Request »
Each line below must be set down exactly; omit any image you find.

Dataset records:
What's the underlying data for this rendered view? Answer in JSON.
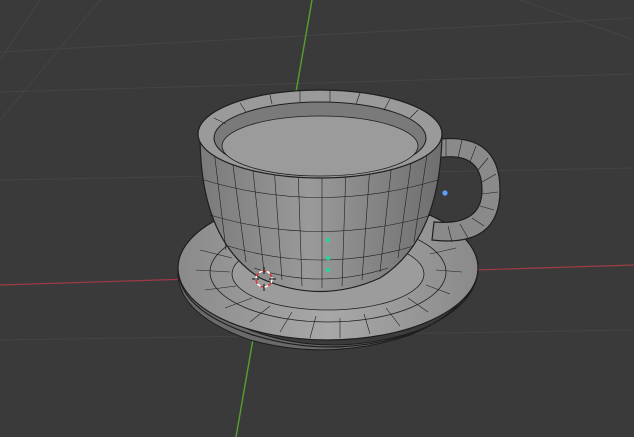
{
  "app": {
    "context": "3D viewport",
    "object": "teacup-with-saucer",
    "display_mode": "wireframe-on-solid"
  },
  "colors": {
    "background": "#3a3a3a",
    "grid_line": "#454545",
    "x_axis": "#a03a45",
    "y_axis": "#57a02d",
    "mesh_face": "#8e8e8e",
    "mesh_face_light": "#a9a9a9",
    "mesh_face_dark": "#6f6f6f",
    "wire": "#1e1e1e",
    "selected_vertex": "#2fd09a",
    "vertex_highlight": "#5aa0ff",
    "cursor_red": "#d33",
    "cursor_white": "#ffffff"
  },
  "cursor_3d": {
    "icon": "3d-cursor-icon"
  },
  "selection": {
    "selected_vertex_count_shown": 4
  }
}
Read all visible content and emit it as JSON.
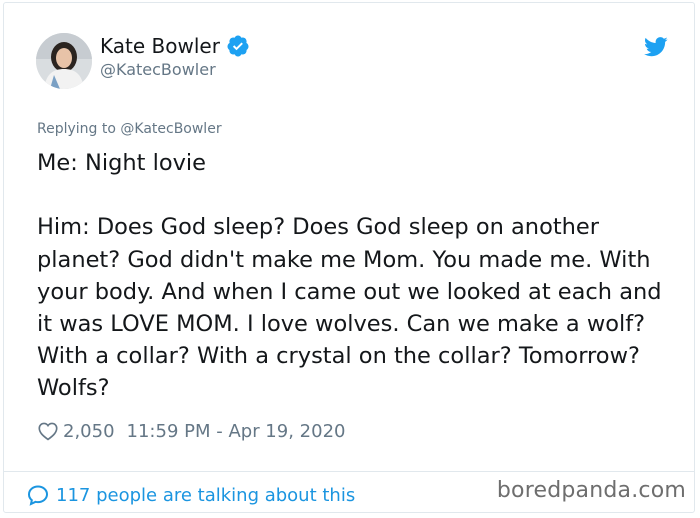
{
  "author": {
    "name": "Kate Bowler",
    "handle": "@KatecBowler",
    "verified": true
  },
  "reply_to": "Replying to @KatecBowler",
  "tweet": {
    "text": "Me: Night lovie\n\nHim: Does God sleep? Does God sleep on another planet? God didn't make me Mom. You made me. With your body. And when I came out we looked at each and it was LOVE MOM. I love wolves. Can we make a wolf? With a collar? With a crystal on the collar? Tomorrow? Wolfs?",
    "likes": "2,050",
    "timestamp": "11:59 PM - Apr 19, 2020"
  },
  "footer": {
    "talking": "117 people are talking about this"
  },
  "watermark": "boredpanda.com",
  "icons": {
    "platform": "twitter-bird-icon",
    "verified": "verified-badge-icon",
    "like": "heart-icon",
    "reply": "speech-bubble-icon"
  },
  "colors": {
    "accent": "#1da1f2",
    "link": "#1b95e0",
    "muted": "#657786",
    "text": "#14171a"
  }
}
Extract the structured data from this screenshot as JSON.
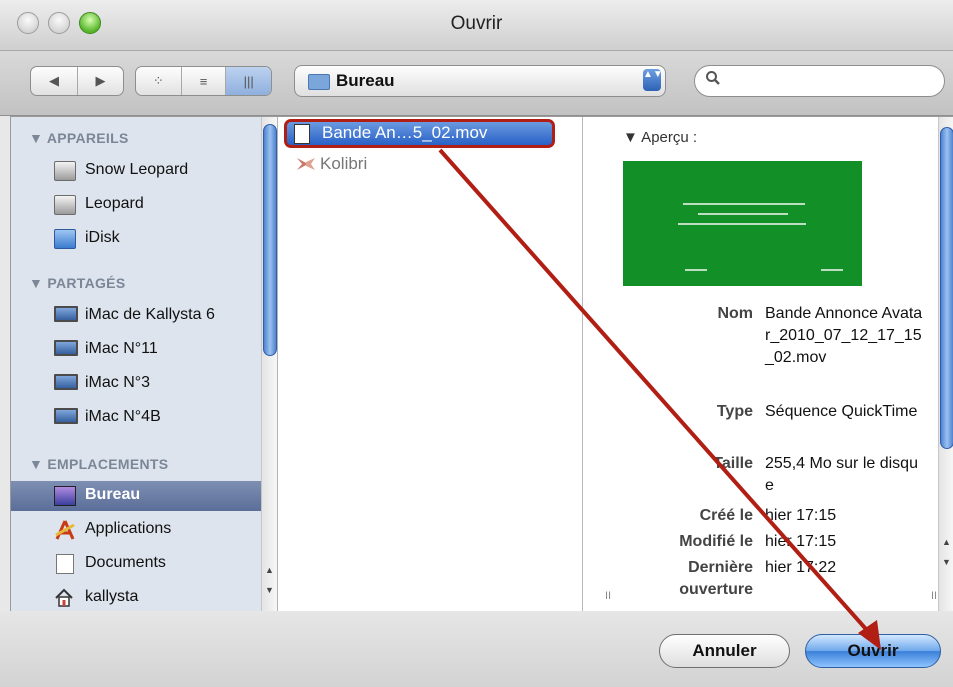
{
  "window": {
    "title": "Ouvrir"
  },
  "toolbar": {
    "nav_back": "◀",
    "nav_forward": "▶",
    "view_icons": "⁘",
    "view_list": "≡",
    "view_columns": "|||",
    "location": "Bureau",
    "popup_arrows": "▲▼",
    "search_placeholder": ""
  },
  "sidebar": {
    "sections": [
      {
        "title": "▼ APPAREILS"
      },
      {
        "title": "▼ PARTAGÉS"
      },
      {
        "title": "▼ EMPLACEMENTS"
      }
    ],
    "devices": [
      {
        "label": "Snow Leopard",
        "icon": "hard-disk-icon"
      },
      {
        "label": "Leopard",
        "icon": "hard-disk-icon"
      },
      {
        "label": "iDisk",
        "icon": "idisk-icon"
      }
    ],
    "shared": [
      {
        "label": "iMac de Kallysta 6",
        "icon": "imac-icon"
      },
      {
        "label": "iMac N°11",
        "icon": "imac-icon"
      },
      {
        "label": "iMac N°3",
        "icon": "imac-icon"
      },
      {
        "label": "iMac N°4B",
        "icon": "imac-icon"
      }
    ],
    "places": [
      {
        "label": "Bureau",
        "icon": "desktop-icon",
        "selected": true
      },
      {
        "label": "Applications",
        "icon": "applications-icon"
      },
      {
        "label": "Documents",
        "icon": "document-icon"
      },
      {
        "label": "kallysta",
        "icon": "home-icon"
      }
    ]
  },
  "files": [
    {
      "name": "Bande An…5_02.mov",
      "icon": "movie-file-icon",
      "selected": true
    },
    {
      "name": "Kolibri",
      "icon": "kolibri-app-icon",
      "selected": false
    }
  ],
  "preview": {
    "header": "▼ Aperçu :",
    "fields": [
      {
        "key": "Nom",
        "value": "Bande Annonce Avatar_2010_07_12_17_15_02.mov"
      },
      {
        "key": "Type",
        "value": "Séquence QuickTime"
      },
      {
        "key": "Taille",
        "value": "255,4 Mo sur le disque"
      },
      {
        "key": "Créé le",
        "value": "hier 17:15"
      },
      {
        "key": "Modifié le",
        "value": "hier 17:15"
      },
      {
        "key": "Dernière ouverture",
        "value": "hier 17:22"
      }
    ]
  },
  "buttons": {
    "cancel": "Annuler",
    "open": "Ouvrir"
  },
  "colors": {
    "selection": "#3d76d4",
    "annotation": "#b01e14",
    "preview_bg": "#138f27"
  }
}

Answer for the task »
What's the underlying data for this rendered view? Answer in JSON.
{
  "app": {
    "context": "3D viewport",
    "object": "teacup-with-saucer",
    "display_mode": "wireframe-on-solid"
  },
  "colors": {
    "background": "#3a3a3a",
    "grid_line": "#454545",
    "x_axis": "#a03a45",
    "y_axis": "#57a02d",
    "mesh_face": "#8e8e8e",
    "mesh_face_light": "#a9a9a9",
    "mesh_face_dark": "#6f6f6f",
    "wire": "#1e1e1e",
    "selected_vertex": "#2fd09a",
    "vertex_highlight": "#5aa0ff",
    "cursor_red": "#d33",
    "cursor_white": "#ffffff"
  },
  "cursor_3d": {
    "icon": "3d-cursor-icon"
  },
  "selection": {
    "selected_vertex_count_shown": 4
  }
}
Read all visible content and emit it as JSON.
{
  "author": {
    "name": "Kate Bowler",
    "handle": "@KatecBowler",
    "verified": true
  },
  "reply_to": "Replying to @KatecBowler",
  "tweet": {
    "text": "Me: Night lovie\n\nHim: Does God sleep? Does God sleep on another planet? God didn't make me Mom. You made me. With your body. And when I came out we looked at each and it was LOVE MOM. I love wolves. Can we make a wolf? With a collar? With a crystal on the collar? Tomorrow? Wolfs?",
    "likes": "2,050",
    "timestamp": "11:59 PM - Apr 19, 2020"
  },
  "footer": {
    "talking": "117 people are talking about this"
  },
  "watermark": "boredpanda.com",
  "icons": {
    "platform": "twitter-bird-icon",
    "verified": "verified-badge-icon",
    "like": "heart-icon",
    "reply": "speech-bubble-icon"
  },
  "colors": {
    "accent": "#1da1f2",
    "link": "#1b95e0",
    "muted": "#657786",
    "text": "#14171a"
  }
}
Extract the structured data from this screenshot as JSON.
{
  "window": {
    "title": "Ouvrir"
  },
  "toolbar": {
    "nav_back": "◀",
    "nav_forward": "▶",
    "view_icons": "⁘",
    "view_list": "≡",
    "view_columns": "|||",
    "location": "Bureau",
    "popup_arrows": "▲▼",
    "search_placeholder": ""
  },
  "sidebar": {
    "sections": [
      {
        "title": "▼ APPAREILS"
      },
      {
        "title": "▼ PARTAGÉS"
      },
      {
        "title": "▼ EMPLACEMENTS"
      }
    ],
    "devices": [
      {
        "label": "Snow Leopard",
        "icon": "hard-disk-icon"
      },
      {
        "label": "Leopard",
        "icon": "hard-disk-icon"
      },
      {
        "label": "iDisk",
        "icon": "idisk-icon"
      }
    ],
    "shared": [
      {
        "label": "iMac de Kallysta 6",
        "icon": "imac-icon"
      },
      {
        "label": "iMac N°11",
        "icon": "imac-icon"
      },
      {
        "label": "iMac N°3",
        "icon": "imac-icon"
      },
      {
        "label": "iMac N°4B",
        "icon": "imac-icon"
      }
    ],
    "places": [
      {
        "label": "Bureau",
        "icon": "desktop-icon",
        "selected": true
      },
      {
        "label": "Applications",
        "icon": "applications-icon"
      },
      {
        "label": "Documents",
        "icon": "document-icon"
      },
      {
        "label": "kallysta",
        "icon": "home-icon"
      }
    ]
  },
  "files": [
    {
      "name": "Bande An…5_02.mov",
      "icon": "movie-file-icon",
      "selected": true
    },
    {
      "name": "Kolibri",
      "icon": "kolibri-app-icon",
      "selected": false
    }
  ],
  "preview": {
    "header": "▼ Aperçu :",
    "fields": [
      {
        "key": "Nom",
        "value": "Bande Annonce Avatar_2010_07_12_17_15_02.mov"
      },
      {
        "key": "Type",
        "value": "Séquence QuickTime"
      },
      {
        "key": "Taille",
        "value": "255,4 Mo sur le disque"
      },
      {
        "key": "Créé le",
        "value": "hier 17:15"
      },
      {
        "key": "Modifié le",
        "value": "hier 17:15"
      },
      {
        "key": "Dernière ouverture",
        "value": "hier 17:22"
      }
    ]
  },
  "buttons": {
    "cancel": "Annuler",
    "open": "Ouvrir"
  },
  "colors": {
    "selection": "#3d76d4",
    "annotation": "#b01e14",
    "preview_bg": "#138f27"
  }
}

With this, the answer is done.